# [Instruction]
Each record below should be output verbatim, without pictures.

Source data:
------

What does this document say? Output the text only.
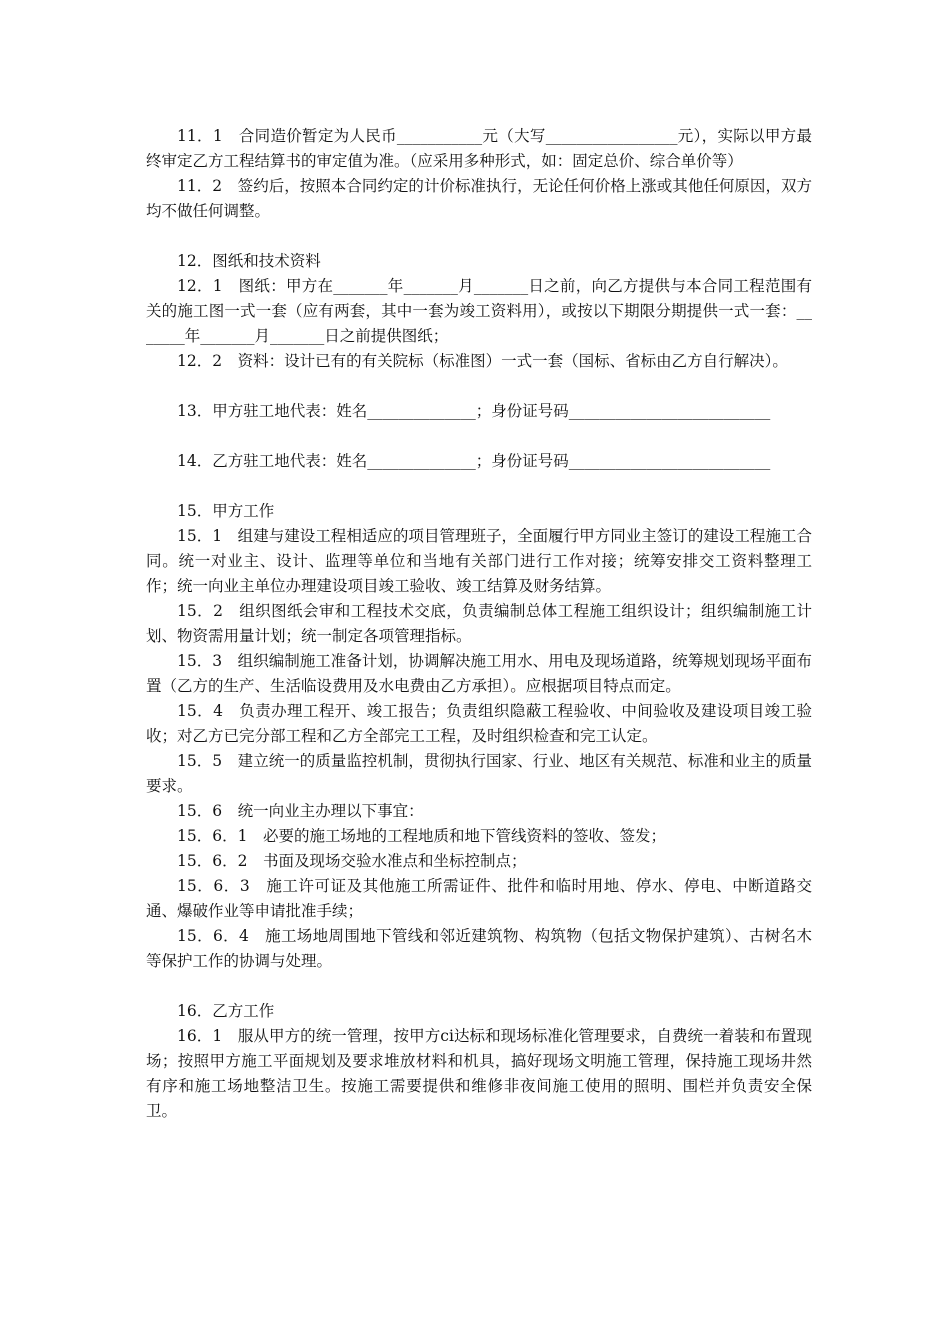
11．1　合同造价暂定为人民币___________元（大写_________________元），实际以甲方最终审定乙方工程结算书的审定值为准。（应采用多种形式，如：固定总价、综合单价等）

11．2　签约后，按照本合同约定的计价标准执行，无论任何价格上涨或其他任何原因，双方均不做任何调整。

12．图纸和技术资料

12．1　图纸：甲方在_______年_______月_______日之前，向乙方提供与本合同工程范围有关的施工图一式一套（应有两套，其中一套为竣工资料用），或按以下期限分期提供一式一套：_______年_______月_______日之前提供图纸；

12．2　资料：设计已有的有关院标（标准图）一式一套（国标、省标由乙方自行解决）。

13．甲方驻工地代表：姓名______________；身份证号码__________________________

14．乙方驻工地代表：姓名______________；身份证号码__________________________

15．甲方工作

15．1　组建与建设工程相适应的项目管理班子，全面履行甲方同业主签订的建设工程施工合同。统一对业主、设计、监理等单位和当地有关部门进行工作对接；统筹安排交工资料整理工作；统一向业主单位办理建设项目竣工验收、竣工结算及财务结算。

15．2　组织图纸会审和工程技术交底，负责编制总体工程施工组织设计；组织编制施工计划、物资需用量计划；统一制定各项管理指标。

15．3　组织编制施工准备计划，协调解决施工用水、用电及现场道路，统筹规划现场平面布置（乙方的生产、生活临设费用及水电费由乙方承担）。应根据项目特点而定。

15．4　负责办理工程开、竣工报告；负责组织隐蔽工程验收、中间验收及建设项目竣工验收；对乙方已完分部工程和乙方全部完工工程，及时组织检查和完工认定。

15．5　建立统一的质量监控机制，贯彻执行国家、行业、地区有关规范、标准和业主的质量要求。

15．6　统一向业主办理以下事宜：

15．6．1　必要的施工场地的工程地质和地下管线资料的签收、签发；

15．6．2　书面及现场交验水准点和坐标控制点；

15．6．3　施工许可证及其他施工所需证件、批件和临时用地、停水、停电、中断道路交通、爆破作业等申请批准手续；

15．6．4　施工场地周围地下管线和邻近建筑物、构筑物（包括文物保护建筑）、古树名木等保护工作的协调与处理。

16．乙方工作

16．1　服从甲方的统一管理，按甲方ci达标和现场标准化管理要求，自费统一着装和布置现场；按照甲方施工平面规划及要求堆放材料和机具，搞好现场文明施工管理，保持施工现场井然有序和施工场地整洁卫生。按施工需要提供和维修非夜间施工使用的照明、围栏并负责安全保卫。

------

# [Exercise response]
What does this document say? Output the text only.
11．1　合同造价暂定为人民币___________元（大写_________________元），实际以甲方最终审定乙方工程结算书的审定值为准。（应采用多种形式，如：固定总价、综合单价等）

11．2　签约后，按照本合同约定的计价标准执行，无论任何价格上涨或其他任何原因，双方均不做任何调整。

12．图纸和技术资料

12．1　图纸：甲方在_______年_______月_______日之前，向乙方提供与本合同工程范围有关的施工图一式一套（应有两套，其中一套为竣工资料用），或按以下期限分期提供一式一套：_______年_______月_______日之前提供图纸；

12．2　资料：设计已有的有关院标（标准图）一式一套（国标、省标由乙方自行解决）。

13．甲方驻工地代表：姓名______________；身份证号码__________________________

14．乙方驻工地代表：姓名______________；身份证号码__________________________

15．甲方工作

15．1　组建与建设工程相适应的项目管理班子，全面履行甲方同业主签订的建设工程施工合同。统一对业主、设计、监理等单位和当地有关部门进行工作对接；统筹安排交工资料整理工作；统一向业主单位办理建设项目竣工验收、竣工结算及财务结算。

15．2　组织图纸会审和工程技术交底，负责编制总体工程施工组织设计；组织编制施工计划、物资需用量计划；统一制定各项管理指标。

15．3　组织编制施工准备计划，协调解决施工用水、用电及现场道路，统筹规划现场平面布置（乙方的生产、生活临设费用及水电费由乙方承担）。应根据项目特点而定。

15．4　负责办理工程开、竣工报告；负责组织隐蔽工程验收、中间验收及建设项目竣工验收；对乙方已完分部工程和乙方全部完工工程，及时组织检查和完工认定。

15．5　建立统一的质量监控机制，贯彻执行国家、行业、地区有关规范、标准和业主的质量要求。

15．6　统一向业主办理以下事宜：

15．6．1　必要的施工场地的工程地质和地下管线资料的签收、签发；

15．6．2　书面及现场交验水准点和坐标控制点；

15．6．3　施工许可证及其他施工所需证件、批件和临时用地、停水、停电、中断道路交通、爆破作业等申请批准手续；

15．6．4　施工场地周围地下管线和邻近建筑物、构筑物（包括文物保护建筑）、古树名木等保护工作的协调与处理。

16．乙方工作

16．1　服从甲方的统一管理，按甲方ci达标和现场标准化管理要求，自费统一着装和布置现场；按照甲方施工平面规划及要求堆放材料和机具，搞好现场文明施工管理，保持施工现场井然有序和施工场地整洁卫生。按施工需要提供和维修非夜间施工使用的照明、围栏并负责安全保卫。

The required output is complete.